* start Data section *

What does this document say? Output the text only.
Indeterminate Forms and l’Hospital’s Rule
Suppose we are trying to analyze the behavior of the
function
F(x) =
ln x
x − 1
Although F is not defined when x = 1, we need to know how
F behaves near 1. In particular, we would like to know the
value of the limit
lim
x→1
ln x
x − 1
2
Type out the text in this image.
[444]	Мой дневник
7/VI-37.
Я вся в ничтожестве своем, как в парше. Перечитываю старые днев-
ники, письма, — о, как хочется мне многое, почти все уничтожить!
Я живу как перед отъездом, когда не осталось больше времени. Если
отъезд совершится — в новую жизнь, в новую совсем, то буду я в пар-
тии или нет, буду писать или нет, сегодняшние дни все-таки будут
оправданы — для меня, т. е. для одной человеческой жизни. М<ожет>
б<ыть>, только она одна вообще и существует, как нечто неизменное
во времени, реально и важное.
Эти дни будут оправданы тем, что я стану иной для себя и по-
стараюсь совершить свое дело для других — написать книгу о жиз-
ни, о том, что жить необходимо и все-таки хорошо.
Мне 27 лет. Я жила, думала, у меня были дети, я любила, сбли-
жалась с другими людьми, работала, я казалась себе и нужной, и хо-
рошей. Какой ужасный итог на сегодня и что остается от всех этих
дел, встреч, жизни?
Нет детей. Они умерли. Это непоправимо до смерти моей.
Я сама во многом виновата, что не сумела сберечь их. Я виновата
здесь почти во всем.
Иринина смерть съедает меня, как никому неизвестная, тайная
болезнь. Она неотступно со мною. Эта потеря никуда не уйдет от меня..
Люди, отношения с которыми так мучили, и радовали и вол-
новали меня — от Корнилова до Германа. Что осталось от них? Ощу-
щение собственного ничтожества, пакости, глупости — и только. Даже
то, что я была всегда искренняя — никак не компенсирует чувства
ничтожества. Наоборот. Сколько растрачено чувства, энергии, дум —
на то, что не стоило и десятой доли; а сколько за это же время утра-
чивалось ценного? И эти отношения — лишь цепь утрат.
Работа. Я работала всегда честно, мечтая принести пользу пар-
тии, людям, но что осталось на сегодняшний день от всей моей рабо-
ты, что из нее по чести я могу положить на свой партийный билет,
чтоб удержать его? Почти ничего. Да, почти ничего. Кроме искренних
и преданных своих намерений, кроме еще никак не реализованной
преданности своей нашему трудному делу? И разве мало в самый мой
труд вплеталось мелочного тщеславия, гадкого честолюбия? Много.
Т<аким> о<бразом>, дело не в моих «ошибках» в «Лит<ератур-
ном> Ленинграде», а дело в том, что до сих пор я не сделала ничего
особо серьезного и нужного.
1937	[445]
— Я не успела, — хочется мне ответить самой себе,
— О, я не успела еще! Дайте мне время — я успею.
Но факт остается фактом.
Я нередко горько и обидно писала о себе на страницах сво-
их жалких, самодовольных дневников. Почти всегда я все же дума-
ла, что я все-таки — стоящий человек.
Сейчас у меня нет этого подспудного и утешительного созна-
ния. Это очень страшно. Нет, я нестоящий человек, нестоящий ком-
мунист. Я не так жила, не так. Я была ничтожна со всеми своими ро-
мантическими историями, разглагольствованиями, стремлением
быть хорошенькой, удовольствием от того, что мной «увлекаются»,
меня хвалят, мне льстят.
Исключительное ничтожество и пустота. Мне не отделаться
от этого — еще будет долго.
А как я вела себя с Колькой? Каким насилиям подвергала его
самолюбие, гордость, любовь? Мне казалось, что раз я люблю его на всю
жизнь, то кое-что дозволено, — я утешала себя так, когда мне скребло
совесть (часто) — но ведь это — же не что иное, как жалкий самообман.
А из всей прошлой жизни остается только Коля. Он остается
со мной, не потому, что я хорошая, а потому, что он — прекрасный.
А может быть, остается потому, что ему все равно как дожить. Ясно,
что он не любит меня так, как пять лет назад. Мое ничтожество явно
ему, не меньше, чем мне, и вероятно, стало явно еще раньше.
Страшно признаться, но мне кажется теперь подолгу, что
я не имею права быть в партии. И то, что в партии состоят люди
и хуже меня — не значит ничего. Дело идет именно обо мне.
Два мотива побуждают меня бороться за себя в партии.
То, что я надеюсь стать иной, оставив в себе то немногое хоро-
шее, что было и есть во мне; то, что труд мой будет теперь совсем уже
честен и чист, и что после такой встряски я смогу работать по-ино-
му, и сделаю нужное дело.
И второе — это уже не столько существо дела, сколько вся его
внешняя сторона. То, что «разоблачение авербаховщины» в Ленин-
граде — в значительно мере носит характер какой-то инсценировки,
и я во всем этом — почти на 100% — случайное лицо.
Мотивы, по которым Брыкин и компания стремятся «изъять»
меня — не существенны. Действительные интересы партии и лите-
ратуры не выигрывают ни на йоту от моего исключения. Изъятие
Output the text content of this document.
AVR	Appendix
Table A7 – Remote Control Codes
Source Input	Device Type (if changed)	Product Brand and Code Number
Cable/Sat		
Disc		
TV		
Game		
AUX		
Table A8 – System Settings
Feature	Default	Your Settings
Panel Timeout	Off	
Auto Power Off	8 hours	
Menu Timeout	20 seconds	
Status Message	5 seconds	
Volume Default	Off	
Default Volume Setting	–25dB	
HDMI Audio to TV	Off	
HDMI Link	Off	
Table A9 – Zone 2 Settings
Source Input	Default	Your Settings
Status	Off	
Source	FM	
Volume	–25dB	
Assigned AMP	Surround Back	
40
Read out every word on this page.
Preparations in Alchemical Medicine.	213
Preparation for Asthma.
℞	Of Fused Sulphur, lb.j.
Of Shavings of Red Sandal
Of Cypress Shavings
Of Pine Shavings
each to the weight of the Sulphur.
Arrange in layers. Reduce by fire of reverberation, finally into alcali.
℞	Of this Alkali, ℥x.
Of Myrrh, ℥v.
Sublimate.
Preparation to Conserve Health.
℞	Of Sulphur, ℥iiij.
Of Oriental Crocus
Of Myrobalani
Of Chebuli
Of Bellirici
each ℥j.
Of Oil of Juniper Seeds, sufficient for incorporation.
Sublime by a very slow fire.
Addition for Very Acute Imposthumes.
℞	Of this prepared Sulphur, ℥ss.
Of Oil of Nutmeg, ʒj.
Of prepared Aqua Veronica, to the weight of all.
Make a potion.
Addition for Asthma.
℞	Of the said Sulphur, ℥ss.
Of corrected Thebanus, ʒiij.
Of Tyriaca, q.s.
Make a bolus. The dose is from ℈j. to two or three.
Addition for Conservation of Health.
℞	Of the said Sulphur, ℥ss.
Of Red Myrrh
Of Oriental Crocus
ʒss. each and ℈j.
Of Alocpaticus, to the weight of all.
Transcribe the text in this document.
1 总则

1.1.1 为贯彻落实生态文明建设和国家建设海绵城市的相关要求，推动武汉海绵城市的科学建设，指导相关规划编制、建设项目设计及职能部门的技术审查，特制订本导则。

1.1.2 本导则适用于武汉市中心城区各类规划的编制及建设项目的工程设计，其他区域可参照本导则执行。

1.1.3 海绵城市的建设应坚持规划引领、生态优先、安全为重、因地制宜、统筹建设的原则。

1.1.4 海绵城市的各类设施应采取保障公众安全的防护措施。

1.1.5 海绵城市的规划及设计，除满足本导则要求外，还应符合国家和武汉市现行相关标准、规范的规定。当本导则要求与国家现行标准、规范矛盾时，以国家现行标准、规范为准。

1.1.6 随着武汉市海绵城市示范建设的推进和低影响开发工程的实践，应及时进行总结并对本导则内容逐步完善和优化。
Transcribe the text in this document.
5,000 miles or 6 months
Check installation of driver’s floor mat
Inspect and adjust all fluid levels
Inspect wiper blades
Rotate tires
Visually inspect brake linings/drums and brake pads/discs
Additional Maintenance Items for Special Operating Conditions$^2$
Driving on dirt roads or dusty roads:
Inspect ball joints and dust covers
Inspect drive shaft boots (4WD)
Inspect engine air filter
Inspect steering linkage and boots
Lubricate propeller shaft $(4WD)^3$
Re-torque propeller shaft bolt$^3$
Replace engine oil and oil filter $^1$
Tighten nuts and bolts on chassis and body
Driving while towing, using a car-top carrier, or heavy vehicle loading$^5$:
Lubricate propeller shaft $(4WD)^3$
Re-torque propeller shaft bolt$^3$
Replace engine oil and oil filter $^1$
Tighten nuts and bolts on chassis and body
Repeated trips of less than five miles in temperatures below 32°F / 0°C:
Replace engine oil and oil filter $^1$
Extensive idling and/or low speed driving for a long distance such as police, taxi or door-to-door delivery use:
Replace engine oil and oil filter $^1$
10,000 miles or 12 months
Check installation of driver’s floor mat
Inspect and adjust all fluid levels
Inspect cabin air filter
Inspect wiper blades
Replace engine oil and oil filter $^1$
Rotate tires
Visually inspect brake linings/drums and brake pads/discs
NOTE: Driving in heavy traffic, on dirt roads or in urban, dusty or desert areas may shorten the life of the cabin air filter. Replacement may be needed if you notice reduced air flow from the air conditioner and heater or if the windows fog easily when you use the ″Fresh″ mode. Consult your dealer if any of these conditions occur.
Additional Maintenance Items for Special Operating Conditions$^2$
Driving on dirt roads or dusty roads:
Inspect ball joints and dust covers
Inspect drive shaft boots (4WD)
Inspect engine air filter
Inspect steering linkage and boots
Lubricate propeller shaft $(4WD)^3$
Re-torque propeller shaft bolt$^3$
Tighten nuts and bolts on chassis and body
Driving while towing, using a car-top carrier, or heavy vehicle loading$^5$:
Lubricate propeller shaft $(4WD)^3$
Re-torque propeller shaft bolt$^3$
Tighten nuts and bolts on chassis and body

* end Data section *

### Exercise requirements
Report how many lines above hold the string "мной", giving nothing but the number.

### Response to this exercise
2